Provided data:
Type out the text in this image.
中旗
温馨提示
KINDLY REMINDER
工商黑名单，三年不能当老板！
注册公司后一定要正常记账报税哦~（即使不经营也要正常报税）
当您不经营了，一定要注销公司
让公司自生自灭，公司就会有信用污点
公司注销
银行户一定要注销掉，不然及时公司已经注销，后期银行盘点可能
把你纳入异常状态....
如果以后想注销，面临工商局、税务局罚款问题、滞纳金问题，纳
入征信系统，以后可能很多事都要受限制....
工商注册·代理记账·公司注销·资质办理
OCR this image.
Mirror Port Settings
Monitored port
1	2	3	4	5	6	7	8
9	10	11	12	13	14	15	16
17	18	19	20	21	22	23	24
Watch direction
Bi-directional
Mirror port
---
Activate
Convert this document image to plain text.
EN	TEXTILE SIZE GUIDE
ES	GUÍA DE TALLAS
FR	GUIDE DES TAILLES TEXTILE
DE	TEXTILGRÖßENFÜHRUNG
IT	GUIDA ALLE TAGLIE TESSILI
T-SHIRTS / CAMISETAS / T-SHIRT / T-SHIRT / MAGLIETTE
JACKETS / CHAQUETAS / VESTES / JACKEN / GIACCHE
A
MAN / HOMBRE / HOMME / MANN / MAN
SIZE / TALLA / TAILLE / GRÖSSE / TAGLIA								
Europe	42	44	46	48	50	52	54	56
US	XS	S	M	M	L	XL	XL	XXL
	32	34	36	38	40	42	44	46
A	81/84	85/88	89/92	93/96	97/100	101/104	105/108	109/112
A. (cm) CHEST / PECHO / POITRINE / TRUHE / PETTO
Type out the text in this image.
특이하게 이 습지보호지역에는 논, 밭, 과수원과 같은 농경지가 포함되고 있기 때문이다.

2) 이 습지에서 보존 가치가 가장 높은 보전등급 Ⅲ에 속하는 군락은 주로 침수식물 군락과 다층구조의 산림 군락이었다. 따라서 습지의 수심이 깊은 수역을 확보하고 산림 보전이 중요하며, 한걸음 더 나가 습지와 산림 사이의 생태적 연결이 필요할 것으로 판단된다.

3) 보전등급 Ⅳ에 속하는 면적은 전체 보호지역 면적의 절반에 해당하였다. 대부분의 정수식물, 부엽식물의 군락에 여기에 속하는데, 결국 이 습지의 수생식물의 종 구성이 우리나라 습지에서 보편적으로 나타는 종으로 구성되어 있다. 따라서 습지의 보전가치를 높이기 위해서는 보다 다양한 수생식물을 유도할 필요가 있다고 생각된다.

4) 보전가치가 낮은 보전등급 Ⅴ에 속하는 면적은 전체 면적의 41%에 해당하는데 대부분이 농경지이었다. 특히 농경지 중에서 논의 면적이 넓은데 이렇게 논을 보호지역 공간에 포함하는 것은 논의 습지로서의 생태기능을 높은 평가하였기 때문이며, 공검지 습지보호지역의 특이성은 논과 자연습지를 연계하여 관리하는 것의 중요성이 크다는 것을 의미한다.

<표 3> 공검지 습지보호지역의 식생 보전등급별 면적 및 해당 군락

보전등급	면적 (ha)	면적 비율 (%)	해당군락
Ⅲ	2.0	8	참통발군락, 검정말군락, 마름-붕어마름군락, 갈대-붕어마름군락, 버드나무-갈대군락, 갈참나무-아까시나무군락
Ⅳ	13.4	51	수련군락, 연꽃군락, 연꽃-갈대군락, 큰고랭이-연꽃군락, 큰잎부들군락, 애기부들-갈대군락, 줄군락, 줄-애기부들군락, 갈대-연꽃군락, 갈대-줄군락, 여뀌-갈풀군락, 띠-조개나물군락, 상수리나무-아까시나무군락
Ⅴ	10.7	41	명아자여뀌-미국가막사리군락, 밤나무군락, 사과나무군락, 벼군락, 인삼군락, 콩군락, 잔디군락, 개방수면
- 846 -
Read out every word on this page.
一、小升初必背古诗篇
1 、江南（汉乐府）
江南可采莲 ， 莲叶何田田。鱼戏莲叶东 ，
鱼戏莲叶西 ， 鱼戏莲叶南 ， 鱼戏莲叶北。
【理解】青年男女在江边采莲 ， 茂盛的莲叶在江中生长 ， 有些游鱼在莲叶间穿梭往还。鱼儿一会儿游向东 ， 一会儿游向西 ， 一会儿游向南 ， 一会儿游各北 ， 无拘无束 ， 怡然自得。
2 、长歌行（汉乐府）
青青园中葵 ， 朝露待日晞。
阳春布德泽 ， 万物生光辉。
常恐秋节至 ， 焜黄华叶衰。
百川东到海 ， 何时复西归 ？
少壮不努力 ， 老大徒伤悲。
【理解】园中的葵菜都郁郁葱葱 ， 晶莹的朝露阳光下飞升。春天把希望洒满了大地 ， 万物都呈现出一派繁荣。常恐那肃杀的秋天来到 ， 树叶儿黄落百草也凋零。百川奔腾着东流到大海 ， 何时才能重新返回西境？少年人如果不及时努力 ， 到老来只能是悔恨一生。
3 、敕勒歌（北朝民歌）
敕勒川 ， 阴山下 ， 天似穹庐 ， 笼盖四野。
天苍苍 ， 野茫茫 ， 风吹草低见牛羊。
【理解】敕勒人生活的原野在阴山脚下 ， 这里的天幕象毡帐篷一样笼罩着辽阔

Objective: In the material above, find the lines that contain "image" and show them.

Output of the exercise:
Type out the text in this image.
OCR this image.
Convert this document image to plain text.
Type out the text in this image.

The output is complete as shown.